═══ DATA SHOWN

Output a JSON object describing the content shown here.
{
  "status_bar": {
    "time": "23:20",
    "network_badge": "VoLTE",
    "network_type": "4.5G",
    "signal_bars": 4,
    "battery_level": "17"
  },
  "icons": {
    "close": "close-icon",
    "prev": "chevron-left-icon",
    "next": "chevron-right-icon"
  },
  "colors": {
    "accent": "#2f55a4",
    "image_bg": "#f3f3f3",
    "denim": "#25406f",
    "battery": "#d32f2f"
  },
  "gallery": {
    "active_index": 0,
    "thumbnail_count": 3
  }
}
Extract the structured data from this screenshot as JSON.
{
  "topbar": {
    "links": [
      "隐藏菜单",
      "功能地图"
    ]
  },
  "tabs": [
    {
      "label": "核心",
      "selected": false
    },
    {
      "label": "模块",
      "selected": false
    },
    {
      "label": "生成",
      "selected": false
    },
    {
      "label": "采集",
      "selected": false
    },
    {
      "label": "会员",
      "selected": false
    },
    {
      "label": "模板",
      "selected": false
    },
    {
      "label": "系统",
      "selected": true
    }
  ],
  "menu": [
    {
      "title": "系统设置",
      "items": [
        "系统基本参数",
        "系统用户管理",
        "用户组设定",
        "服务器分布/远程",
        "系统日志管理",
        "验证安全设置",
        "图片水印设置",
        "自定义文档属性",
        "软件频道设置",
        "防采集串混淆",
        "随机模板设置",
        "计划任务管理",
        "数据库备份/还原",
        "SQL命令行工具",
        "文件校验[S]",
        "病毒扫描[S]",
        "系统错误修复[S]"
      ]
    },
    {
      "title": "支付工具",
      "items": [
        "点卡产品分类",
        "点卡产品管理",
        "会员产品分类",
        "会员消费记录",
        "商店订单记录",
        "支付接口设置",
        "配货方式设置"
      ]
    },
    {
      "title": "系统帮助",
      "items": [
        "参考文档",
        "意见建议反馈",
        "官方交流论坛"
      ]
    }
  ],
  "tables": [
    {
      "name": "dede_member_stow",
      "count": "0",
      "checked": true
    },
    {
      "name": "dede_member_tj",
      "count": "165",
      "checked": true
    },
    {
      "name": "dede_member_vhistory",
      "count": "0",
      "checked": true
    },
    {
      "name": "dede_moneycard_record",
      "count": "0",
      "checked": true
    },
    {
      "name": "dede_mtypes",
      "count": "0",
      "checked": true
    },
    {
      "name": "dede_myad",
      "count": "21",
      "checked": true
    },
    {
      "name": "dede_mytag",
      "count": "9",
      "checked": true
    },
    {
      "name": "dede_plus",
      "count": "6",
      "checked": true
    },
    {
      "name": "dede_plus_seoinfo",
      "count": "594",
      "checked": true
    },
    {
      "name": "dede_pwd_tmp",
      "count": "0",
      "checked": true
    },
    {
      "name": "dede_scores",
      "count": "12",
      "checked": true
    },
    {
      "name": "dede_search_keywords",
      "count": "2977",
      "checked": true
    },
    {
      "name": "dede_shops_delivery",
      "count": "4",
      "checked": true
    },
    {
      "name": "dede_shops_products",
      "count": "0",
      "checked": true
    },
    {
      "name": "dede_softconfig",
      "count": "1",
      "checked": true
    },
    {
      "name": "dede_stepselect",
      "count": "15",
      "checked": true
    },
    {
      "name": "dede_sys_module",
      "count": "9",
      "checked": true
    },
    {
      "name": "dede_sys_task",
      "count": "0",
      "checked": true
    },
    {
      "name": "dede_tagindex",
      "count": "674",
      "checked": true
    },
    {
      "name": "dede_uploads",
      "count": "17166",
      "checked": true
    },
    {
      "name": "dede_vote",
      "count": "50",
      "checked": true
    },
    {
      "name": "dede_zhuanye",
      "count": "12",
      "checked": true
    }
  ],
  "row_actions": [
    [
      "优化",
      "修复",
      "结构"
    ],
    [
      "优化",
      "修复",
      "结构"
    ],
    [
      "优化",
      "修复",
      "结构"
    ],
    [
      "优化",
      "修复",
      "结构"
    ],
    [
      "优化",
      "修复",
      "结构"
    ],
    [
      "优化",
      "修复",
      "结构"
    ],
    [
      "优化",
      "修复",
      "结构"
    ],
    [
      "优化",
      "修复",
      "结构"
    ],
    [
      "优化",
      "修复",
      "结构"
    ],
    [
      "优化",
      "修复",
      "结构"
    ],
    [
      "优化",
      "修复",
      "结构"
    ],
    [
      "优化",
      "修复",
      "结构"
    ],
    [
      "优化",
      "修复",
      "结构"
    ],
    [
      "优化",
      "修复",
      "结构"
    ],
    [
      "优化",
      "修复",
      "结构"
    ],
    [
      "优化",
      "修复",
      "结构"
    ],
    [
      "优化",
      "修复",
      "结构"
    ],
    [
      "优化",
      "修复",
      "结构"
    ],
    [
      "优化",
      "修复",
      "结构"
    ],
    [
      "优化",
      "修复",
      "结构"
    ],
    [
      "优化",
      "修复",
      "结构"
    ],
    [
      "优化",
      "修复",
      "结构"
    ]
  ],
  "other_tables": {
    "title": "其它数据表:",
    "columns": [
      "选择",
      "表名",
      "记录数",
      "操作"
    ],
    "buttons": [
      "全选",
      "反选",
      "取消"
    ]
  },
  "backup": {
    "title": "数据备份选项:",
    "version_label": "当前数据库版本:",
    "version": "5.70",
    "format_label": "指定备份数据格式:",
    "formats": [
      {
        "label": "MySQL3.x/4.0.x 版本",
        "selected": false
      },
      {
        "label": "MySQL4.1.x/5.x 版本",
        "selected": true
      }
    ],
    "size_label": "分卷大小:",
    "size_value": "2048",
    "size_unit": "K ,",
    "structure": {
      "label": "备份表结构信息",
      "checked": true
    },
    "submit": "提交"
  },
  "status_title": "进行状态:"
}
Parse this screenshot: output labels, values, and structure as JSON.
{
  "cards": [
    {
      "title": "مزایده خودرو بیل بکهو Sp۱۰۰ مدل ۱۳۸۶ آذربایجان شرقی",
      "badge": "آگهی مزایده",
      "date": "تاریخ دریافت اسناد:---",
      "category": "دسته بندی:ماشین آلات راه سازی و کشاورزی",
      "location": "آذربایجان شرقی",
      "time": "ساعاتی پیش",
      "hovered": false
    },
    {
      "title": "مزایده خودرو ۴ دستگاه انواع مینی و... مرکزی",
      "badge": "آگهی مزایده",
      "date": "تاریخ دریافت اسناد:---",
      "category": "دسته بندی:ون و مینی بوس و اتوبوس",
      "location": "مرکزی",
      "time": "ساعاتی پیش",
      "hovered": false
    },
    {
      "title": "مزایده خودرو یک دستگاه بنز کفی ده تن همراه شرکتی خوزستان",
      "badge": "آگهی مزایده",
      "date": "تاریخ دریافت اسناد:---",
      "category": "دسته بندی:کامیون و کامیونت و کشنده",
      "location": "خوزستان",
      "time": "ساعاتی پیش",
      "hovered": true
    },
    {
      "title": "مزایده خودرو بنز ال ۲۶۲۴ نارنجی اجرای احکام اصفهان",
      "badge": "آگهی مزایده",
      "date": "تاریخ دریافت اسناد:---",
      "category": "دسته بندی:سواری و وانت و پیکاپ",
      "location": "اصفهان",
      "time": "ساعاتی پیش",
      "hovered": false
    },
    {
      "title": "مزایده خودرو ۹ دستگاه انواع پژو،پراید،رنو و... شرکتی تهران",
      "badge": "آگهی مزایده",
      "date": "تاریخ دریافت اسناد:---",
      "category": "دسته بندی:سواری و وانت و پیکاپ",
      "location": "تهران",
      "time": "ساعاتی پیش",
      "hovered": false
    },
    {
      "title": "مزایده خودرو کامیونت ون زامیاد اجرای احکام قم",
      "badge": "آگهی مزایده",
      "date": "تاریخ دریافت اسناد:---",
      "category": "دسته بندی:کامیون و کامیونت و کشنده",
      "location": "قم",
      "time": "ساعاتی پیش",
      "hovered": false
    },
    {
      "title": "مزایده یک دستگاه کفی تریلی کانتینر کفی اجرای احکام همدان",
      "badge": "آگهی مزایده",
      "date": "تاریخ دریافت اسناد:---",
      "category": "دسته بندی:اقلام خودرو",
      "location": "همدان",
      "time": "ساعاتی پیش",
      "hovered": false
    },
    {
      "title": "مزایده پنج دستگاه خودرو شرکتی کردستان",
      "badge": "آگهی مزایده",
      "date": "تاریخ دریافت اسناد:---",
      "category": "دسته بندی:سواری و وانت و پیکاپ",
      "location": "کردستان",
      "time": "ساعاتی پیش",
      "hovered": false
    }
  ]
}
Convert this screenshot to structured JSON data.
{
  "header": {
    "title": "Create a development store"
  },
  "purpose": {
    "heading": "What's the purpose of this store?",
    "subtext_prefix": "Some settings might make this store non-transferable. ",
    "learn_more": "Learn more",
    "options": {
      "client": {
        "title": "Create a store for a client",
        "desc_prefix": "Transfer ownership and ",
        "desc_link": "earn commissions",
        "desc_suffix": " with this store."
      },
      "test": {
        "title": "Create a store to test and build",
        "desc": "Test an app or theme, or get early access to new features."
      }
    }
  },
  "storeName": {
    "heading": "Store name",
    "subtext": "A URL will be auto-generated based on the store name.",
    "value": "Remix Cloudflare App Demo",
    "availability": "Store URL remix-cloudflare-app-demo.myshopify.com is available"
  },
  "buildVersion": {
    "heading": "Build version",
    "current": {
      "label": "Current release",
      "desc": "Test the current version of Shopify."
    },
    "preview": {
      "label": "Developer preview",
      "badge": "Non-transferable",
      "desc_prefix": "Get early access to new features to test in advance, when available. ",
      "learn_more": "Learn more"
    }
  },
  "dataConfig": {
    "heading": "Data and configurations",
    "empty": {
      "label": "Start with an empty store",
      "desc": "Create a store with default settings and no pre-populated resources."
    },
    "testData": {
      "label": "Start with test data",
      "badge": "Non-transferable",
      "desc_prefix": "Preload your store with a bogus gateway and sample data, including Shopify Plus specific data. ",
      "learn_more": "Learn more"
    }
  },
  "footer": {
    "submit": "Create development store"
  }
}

══════

• WHAT THE TASK REQUIRES: Identify which lines contain the word "structured" and copy each one.

• RESULT BELOW:
Extract the structured data from this screenshot as JSON.
Convert this screenshot to structured JSON data.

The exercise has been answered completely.